-- START OF Exercise inputs --
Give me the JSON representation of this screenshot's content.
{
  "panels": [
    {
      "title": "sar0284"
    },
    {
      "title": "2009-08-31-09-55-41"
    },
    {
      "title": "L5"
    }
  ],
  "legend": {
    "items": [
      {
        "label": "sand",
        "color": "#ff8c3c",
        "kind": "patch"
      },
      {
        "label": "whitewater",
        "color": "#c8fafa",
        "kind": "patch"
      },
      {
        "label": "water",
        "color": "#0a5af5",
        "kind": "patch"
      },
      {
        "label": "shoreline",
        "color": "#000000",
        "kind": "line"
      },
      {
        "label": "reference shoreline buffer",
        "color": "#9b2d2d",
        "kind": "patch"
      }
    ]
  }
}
-- END OF Exercise inputs --
-- START OF Exercise inputs --
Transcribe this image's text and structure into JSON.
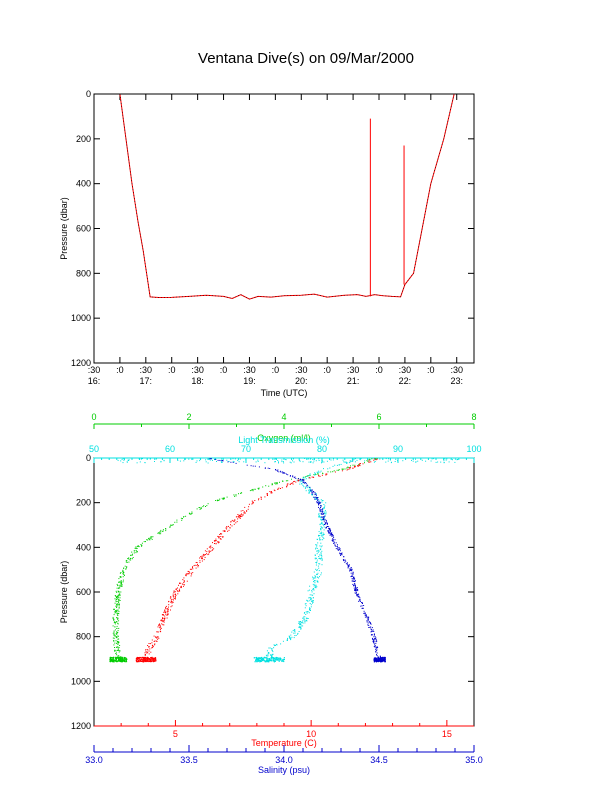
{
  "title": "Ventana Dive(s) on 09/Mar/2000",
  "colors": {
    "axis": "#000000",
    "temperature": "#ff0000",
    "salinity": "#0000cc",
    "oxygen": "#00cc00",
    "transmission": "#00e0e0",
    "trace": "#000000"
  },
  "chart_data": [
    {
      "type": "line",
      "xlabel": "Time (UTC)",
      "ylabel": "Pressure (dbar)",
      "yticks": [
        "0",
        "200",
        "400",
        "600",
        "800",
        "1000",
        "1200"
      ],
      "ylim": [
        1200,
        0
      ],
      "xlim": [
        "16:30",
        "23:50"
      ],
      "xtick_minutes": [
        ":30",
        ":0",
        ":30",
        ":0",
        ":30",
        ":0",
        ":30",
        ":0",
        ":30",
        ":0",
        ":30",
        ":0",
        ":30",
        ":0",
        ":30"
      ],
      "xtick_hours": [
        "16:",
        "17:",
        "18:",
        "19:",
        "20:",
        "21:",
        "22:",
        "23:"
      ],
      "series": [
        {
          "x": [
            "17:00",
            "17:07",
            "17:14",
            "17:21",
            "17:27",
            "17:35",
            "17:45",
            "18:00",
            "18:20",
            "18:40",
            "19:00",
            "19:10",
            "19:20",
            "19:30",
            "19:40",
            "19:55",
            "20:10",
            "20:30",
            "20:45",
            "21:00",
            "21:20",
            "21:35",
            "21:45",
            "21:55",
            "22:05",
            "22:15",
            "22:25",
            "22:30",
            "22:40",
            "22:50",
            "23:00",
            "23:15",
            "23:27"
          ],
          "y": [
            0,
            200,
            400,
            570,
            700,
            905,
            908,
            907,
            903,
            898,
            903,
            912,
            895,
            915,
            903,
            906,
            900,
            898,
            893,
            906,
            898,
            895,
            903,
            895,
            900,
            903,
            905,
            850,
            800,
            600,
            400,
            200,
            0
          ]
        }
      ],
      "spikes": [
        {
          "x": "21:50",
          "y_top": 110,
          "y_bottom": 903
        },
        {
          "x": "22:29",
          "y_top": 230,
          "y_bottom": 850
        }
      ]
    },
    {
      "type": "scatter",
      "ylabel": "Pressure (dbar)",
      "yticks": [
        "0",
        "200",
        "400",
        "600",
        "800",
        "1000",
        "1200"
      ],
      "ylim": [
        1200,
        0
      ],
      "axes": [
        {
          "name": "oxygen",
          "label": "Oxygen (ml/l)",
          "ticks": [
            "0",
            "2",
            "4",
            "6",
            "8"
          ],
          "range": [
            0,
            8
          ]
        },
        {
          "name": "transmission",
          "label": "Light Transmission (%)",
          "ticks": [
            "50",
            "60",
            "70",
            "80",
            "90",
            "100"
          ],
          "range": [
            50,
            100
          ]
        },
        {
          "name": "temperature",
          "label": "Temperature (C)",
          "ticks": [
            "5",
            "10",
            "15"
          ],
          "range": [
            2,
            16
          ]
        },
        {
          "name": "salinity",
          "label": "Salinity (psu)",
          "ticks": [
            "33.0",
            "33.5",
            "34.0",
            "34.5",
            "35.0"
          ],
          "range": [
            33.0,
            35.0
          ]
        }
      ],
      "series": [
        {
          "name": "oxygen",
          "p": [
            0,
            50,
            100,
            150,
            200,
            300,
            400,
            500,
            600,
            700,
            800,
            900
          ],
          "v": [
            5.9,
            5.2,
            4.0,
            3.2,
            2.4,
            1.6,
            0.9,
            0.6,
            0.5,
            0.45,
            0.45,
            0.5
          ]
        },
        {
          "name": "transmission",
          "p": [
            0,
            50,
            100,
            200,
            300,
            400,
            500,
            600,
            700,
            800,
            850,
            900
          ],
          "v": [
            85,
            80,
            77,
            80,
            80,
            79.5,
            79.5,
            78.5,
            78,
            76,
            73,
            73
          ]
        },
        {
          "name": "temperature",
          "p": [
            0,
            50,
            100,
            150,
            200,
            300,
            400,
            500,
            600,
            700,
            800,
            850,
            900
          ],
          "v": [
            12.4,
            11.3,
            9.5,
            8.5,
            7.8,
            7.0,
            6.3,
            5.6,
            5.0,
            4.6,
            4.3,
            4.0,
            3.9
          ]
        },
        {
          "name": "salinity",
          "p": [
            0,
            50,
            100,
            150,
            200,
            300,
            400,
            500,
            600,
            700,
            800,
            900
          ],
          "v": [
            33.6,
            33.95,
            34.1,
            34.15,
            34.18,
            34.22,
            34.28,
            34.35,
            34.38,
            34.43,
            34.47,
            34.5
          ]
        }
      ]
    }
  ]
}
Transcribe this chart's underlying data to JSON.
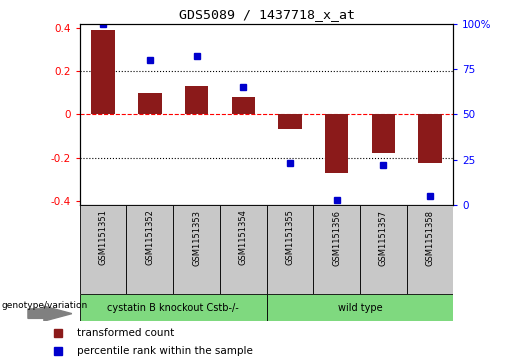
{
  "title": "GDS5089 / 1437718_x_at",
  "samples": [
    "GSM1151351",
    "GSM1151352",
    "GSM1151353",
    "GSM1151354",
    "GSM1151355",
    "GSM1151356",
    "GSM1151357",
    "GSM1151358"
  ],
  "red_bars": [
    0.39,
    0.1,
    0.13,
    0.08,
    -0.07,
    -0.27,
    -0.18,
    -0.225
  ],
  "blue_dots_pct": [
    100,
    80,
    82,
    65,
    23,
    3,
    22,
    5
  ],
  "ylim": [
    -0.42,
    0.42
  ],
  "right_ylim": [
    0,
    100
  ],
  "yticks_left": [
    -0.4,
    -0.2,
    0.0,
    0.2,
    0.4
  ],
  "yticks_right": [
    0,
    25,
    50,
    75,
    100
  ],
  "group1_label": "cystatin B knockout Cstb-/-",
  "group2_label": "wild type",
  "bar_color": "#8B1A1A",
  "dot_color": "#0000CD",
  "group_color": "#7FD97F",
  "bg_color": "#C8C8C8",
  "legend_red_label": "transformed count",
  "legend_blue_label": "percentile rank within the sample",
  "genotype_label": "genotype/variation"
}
-- END OF Exercise inputs --
# Exercise brief:
Extract, from the material above, each line holding the word "title".

# Worked answer:
      "title": "sar0284"
      "title": "2009-08-31-09-55-41"
      "title": "L5"
  "title": "Ventana Dive(s) on 09/Mar/2000",
  "title": "GDS5089 / 1437718_x_at",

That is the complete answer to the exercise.